# EXERCISE REQUIREMENTS
Reproduce the records below in full and word for word, excluding pictures.

# Extracts from a graphics dataset
[BEGIN]

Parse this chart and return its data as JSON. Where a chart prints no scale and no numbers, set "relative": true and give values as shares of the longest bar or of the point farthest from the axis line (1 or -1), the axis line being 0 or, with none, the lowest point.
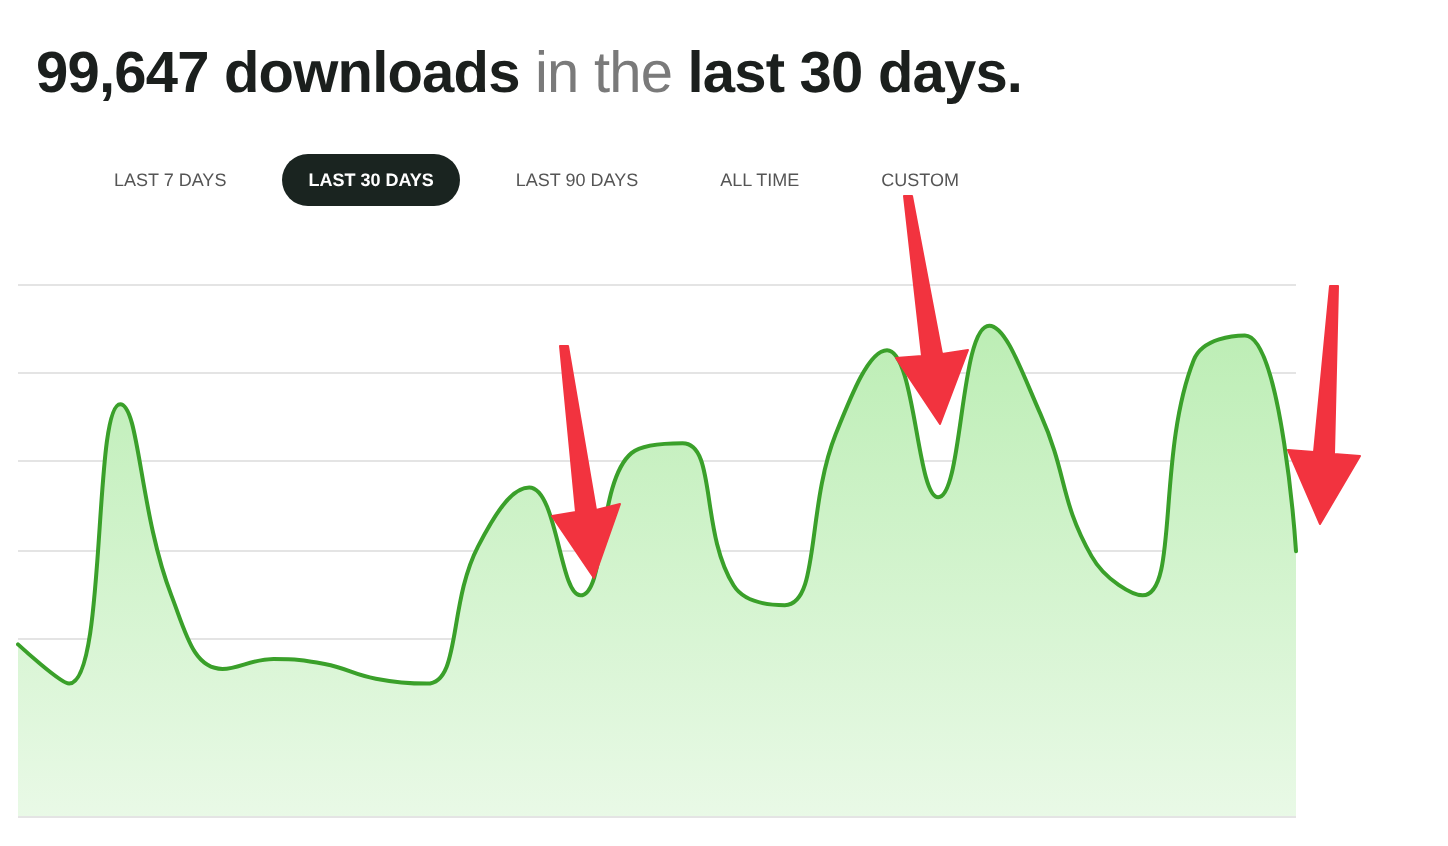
{
  "chart_data": {
    "type": "area",
    "title": "99,647 downloads in the last 30 days.",
    "annotations": [
      "LAST 7 DAYS",
      "LAST 30 DAYS",
      "LAST 90 DAYS",
      "ALL TIME",
      "CUSTOM"
    ],
    "categories": [
      null,
      null,
      null,
      null,
      null,
      null,
      null,
      null,
      null,
      null,
      null,
      null,
      null,
      null,
      null,
      null,
      null,
      null,
      null,
      null,
      null,
      null,
      null,
      null,
      null,
      null
    ],
    "series": [
      {
        "color": "#3aa02a",
        "values": [
          0.35,
          0.27,
          0.84,
          0.45,
          0.3,
          0.32,
          0.31,
          0.28,
          0.27,
          0.55,
          0.67,
          0.45,
          0.74,
          0.76,
          0.47,
          0.43,
          0.78,
          0.95,
          0.65,
          1,
          0.82,
          0.53,
          0.45,
          0.93,
          0.98,
          0.54
        ]
      }
    ],
    "relative": true,
    "grid": "y",
    "marker": "none"
  }
}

[END]

# EXERCISE ANSWER
Parse this chart and return its data as JSON. Where a chart prints no scale and no numbers, set "relative": true and give values as shares of the longest bar or of the point farthest from the axis line (1 or -1), the axis line being 0 or, with none, the lowest point.
{
  "chart_data": {
    "type": "area",
    "title": "99,647 downloads in the last 30 days.",
    "annotations": [
      "LAST 7 DAYS",
      "LAST 30 DAYS",
      "LAST 90 DAYS",
      "ALL TIME",
      "CUSTOM"
    ],
    "categories": [
      null,
      null,
      null,
      null,
      null,
      null,
      null,
      null,
      null,
      null,
      null,
      null,
      null,
      null,
      null,
      null,
      null,
      null,
      null,
      null,
      null,
      null,
      null,
      null,
      null,
      null
    ],
    "series": [
      {
        "color": "#3aa02a",
        "values": [
          0.35,
          0.27,
          0.84,
          0.45,
          0.3,
          0.32,
          0.31,
          0.28,
          0.27,
          0.55,
          0.67,
          0.45,
          0.74,
          0.76,
          0.47,
          0.43,
          0.78,
          0.95,
          0.65,
          1,
          0.82,
          0.53,
          0.45,
          0.93,
          0.98,
          0.54
        ]
      }
    ],
    "relative": true,
    "grid": "y",
    "marker": "none"
  }
}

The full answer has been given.